> _Objective_: Copy each line where the word "projeto" occurs.

* Start *

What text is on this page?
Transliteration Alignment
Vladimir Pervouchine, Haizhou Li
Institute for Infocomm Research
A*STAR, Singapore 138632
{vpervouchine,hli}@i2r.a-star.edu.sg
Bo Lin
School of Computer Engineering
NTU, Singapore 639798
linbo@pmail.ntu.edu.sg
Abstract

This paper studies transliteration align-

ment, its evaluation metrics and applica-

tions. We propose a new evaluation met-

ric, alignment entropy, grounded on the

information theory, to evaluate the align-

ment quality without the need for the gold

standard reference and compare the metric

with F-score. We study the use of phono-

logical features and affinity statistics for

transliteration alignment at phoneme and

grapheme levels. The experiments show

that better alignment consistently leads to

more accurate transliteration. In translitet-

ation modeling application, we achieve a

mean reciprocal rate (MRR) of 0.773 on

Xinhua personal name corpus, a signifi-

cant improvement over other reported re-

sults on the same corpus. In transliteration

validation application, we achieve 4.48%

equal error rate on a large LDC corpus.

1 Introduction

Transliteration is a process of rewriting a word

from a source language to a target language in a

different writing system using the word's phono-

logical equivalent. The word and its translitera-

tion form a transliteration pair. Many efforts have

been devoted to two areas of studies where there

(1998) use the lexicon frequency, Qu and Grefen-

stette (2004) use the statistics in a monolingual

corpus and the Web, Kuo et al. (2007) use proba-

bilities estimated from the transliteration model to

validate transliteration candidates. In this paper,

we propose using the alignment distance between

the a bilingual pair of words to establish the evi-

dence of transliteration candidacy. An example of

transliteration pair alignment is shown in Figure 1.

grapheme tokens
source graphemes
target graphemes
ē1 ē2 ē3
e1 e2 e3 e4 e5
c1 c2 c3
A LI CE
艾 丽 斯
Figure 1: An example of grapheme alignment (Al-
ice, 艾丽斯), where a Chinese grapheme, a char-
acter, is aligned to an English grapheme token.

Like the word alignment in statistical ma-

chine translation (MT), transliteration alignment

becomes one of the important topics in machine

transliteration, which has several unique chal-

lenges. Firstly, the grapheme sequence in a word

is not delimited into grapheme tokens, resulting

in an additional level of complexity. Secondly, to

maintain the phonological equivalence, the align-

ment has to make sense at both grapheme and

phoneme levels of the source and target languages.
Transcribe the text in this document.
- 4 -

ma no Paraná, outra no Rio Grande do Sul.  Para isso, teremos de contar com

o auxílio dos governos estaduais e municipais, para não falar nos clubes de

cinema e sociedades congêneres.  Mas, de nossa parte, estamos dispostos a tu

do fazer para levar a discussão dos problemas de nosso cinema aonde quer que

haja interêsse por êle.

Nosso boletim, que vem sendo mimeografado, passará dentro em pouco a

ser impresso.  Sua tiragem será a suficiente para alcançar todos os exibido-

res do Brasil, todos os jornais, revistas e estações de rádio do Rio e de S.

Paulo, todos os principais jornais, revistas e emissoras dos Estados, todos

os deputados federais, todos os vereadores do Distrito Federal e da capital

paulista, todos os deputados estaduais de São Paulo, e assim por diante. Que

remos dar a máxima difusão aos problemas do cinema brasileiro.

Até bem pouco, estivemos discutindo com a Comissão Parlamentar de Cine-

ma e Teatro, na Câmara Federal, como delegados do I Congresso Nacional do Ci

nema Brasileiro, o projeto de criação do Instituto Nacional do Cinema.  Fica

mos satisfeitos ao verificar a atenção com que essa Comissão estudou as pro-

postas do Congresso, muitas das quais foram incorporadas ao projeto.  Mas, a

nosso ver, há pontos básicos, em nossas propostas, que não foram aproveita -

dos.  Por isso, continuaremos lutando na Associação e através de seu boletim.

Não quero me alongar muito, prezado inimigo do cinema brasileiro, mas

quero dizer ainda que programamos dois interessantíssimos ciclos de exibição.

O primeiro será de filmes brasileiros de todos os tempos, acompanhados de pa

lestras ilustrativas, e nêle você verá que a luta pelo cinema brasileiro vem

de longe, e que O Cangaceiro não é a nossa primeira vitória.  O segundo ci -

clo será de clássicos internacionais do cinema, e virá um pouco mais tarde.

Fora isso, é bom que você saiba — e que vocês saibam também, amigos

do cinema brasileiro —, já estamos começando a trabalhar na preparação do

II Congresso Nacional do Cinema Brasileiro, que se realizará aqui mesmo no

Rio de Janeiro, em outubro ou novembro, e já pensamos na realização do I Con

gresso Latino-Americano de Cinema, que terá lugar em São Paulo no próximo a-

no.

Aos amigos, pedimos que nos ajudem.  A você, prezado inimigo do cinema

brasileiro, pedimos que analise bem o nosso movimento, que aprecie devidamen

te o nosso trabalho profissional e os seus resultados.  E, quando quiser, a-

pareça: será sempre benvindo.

* End *

> _Exercise result_:
nema Brasileiro, o projeto de criação do Instituto Nacional do Cinema.  Fica
postas do Congresso, muitas das quais foram incorporadas ao projeto.  Mas, a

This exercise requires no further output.